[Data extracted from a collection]
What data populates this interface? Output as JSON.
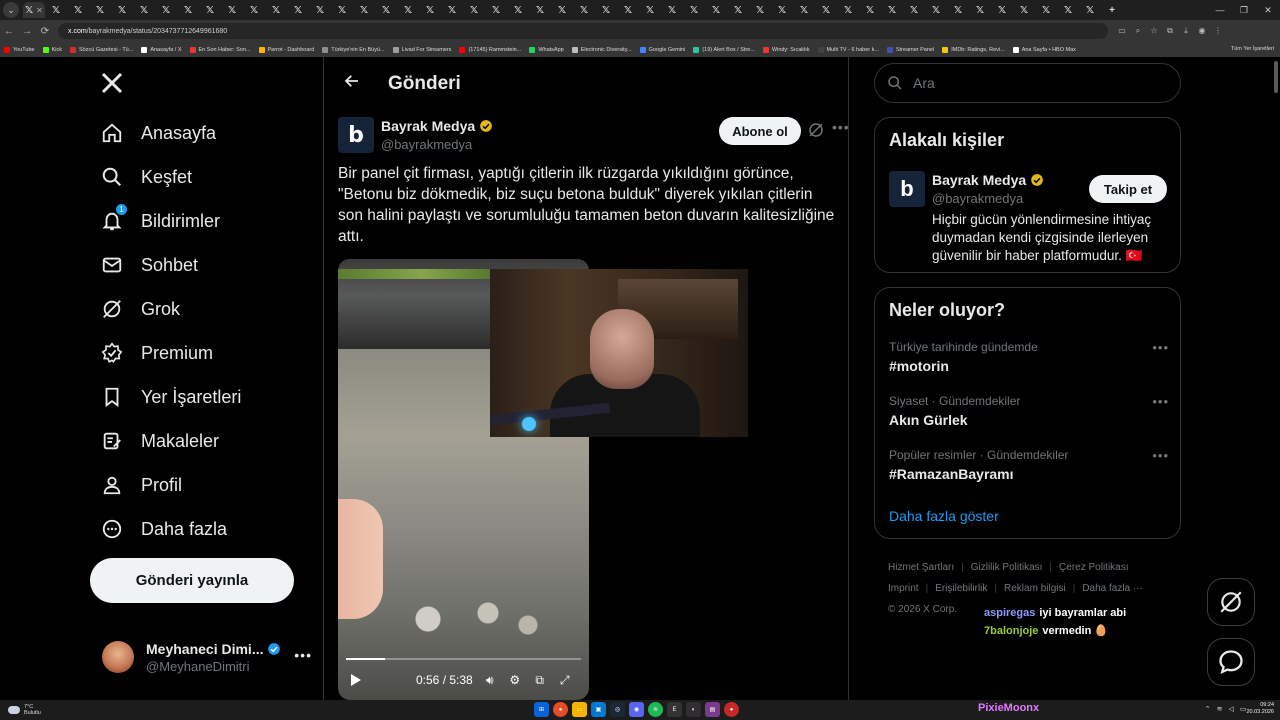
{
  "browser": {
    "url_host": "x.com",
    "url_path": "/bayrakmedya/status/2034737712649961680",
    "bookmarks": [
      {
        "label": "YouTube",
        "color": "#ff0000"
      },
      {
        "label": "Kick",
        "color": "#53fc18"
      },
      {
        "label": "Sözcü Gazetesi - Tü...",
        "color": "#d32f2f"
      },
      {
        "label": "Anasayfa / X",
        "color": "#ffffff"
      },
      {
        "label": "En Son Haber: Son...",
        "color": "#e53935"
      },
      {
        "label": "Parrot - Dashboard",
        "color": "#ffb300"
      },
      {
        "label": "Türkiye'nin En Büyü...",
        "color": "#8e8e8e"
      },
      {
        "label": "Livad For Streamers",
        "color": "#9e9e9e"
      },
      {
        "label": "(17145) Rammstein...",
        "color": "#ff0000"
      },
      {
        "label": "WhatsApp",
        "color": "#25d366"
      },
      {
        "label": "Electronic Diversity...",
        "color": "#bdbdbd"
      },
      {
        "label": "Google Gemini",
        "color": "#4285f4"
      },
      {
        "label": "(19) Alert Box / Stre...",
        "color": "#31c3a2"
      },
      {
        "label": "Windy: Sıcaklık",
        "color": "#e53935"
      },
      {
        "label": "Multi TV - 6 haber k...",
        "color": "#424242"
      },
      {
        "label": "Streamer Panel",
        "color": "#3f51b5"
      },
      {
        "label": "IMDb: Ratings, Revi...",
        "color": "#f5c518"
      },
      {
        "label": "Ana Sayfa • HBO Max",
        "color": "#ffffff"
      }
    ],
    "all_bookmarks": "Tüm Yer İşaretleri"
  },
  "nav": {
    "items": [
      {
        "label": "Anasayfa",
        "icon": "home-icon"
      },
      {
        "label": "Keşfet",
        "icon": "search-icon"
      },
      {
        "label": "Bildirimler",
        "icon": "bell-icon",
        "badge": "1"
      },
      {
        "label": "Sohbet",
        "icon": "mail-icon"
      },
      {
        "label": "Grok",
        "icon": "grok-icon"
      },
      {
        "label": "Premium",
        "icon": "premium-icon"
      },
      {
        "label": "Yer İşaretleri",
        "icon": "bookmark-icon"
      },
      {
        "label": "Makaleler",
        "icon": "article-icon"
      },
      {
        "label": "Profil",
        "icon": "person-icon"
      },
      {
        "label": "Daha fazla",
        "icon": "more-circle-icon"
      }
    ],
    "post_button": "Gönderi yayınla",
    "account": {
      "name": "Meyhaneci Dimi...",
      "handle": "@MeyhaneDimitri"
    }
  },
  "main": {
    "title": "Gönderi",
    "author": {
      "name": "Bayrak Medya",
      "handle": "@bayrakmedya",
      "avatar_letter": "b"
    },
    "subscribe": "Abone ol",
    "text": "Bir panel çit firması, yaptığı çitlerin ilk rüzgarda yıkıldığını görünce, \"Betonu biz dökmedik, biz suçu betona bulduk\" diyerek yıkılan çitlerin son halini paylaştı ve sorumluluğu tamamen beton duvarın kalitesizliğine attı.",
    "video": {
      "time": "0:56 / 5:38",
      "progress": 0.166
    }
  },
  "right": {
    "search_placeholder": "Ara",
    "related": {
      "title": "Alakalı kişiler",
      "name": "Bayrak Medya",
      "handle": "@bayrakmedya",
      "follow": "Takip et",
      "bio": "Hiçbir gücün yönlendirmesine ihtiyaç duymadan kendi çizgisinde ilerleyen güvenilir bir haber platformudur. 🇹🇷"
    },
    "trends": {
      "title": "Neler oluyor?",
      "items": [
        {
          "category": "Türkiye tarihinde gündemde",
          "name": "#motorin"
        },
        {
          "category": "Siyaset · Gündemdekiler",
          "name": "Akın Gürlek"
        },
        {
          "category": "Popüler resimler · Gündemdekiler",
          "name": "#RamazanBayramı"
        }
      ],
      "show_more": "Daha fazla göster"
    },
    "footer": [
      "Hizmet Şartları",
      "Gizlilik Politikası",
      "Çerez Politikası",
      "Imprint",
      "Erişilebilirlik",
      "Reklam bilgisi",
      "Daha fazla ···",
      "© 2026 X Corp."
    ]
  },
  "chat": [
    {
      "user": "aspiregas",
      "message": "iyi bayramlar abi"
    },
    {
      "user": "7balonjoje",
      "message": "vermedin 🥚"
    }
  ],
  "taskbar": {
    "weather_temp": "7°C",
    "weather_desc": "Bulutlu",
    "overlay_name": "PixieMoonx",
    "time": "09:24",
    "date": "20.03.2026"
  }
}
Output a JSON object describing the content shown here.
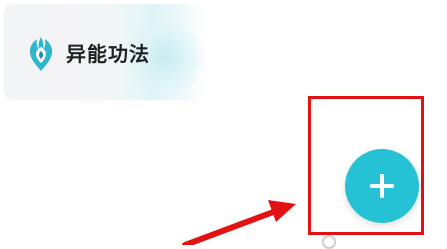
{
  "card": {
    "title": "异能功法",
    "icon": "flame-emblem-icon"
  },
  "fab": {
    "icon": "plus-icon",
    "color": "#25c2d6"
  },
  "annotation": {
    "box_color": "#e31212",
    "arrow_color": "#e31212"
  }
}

* * *

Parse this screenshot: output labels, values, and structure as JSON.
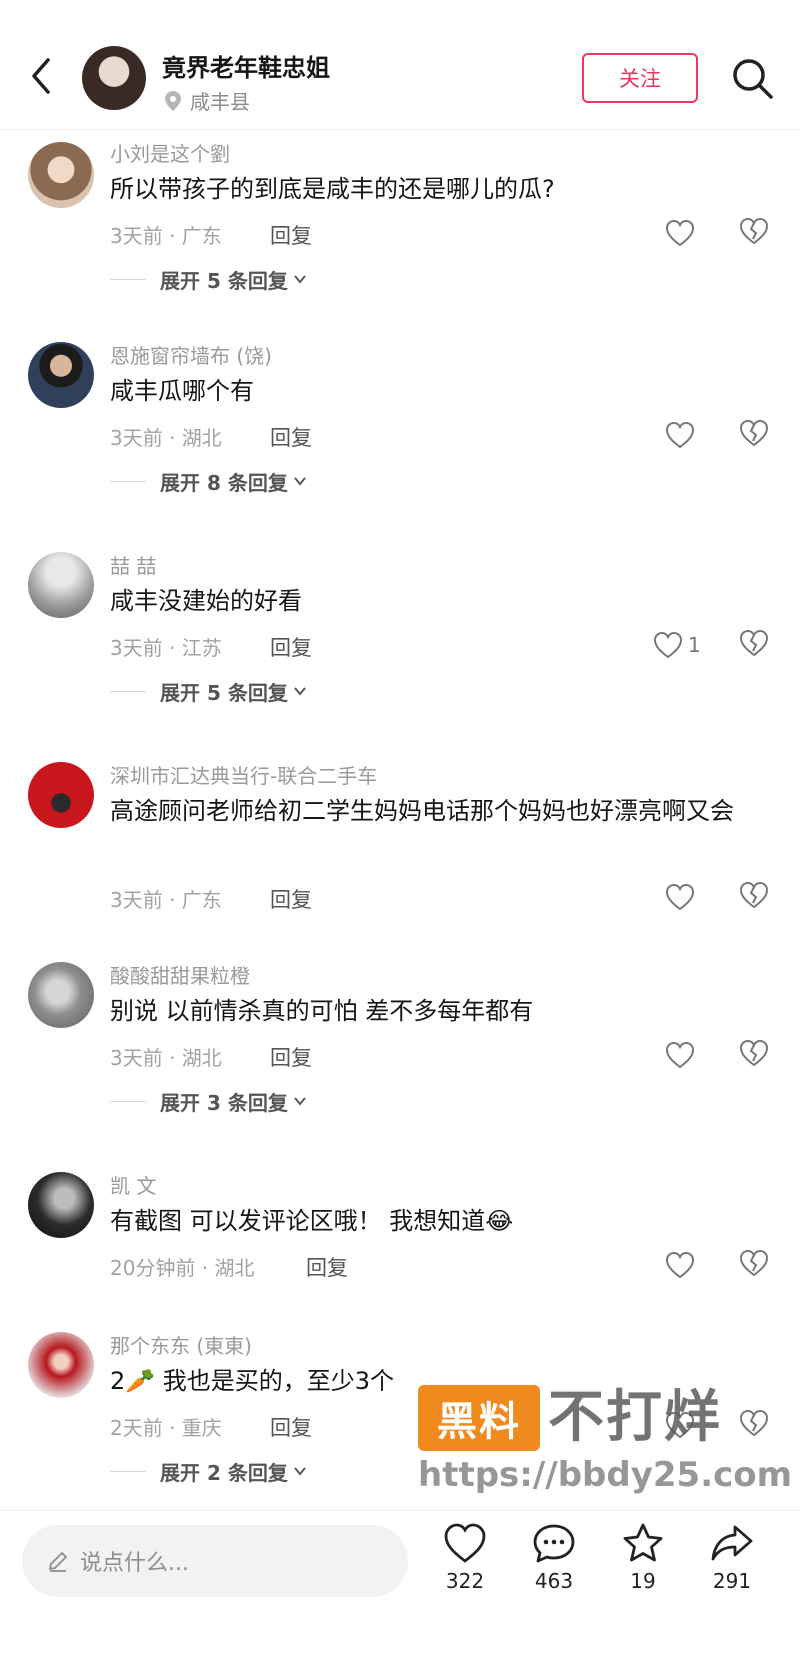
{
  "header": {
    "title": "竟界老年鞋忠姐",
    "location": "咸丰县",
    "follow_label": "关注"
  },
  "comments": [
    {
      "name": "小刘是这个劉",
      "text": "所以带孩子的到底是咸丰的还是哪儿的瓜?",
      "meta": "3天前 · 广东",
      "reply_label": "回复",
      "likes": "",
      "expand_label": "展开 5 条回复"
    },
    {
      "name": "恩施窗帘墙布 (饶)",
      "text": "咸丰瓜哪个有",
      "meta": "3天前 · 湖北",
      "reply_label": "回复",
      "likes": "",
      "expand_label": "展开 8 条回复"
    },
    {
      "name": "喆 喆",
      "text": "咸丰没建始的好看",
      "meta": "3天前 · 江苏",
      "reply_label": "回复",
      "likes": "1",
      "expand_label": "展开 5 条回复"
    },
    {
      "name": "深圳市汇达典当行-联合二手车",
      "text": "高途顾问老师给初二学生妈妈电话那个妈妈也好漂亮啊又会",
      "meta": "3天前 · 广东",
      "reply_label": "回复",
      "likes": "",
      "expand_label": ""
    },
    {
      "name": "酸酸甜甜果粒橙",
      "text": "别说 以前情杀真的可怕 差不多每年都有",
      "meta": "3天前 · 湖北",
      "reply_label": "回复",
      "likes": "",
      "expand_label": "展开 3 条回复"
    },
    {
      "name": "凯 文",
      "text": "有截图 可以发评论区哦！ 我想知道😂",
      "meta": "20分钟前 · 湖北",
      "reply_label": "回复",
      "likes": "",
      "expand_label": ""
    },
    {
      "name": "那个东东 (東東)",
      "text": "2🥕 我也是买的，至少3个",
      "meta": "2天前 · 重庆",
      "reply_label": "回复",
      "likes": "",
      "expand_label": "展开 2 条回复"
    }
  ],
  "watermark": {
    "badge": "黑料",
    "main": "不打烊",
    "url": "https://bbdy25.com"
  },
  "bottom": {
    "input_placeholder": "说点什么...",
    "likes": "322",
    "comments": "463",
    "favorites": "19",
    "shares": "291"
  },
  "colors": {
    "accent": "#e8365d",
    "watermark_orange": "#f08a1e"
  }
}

**To do:**
Look through the material above. Copy each line where the word "fazla" appears.

**Expected answer:**
        "label": "Daha fazla",
      "show_more": "Daha fazla göster"
      "Daha fazla ···",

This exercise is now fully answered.